### Written problem:
Present every line in which the string "text" appears.

### Material for this exercise:
══════════════════════════════
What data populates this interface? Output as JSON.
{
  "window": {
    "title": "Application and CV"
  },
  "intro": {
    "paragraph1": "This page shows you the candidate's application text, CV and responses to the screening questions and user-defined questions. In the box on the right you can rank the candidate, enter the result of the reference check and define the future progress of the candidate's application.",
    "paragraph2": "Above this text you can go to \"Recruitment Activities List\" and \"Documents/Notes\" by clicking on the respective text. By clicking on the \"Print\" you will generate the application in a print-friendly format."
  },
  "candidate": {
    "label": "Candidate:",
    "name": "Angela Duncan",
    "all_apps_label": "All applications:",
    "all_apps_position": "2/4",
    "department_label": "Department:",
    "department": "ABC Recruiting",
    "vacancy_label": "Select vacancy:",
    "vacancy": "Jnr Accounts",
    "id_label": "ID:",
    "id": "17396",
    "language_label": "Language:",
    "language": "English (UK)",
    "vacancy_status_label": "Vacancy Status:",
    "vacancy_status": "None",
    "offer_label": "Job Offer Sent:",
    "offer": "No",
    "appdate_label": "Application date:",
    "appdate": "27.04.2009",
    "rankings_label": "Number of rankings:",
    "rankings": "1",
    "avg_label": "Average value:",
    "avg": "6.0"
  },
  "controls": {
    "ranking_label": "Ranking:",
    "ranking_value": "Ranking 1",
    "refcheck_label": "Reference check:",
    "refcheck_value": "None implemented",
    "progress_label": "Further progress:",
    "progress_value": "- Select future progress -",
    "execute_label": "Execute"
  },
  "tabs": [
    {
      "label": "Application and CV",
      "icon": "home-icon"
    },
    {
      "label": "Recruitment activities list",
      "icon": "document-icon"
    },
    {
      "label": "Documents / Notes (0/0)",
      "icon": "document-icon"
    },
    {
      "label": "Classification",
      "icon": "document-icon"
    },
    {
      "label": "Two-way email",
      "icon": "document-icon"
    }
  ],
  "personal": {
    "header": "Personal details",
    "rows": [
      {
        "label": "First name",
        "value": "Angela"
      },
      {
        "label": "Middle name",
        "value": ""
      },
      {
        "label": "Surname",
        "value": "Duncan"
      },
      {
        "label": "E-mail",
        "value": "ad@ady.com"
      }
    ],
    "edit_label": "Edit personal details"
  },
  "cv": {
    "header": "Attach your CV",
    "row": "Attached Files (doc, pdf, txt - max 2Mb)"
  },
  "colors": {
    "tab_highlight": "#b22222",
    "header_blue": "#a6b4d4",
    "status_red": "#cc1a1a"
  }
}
══════════════════════════════
### Full response:
    "paragraph1": "This page shows you the candidate's application text, CV and responses to the screening questions and user-defined questions. In the box on the right you can rank the candidate, enter the result of the reference check and define the future progress of the candidate's application.",
    "paragraph2": "Above this text you can go to \"Recruitment Activities List\" and \"Documents/Notes\" by clicking on the respective text. By clicking on the \"Print\" you will generate the application in a print-friendly format."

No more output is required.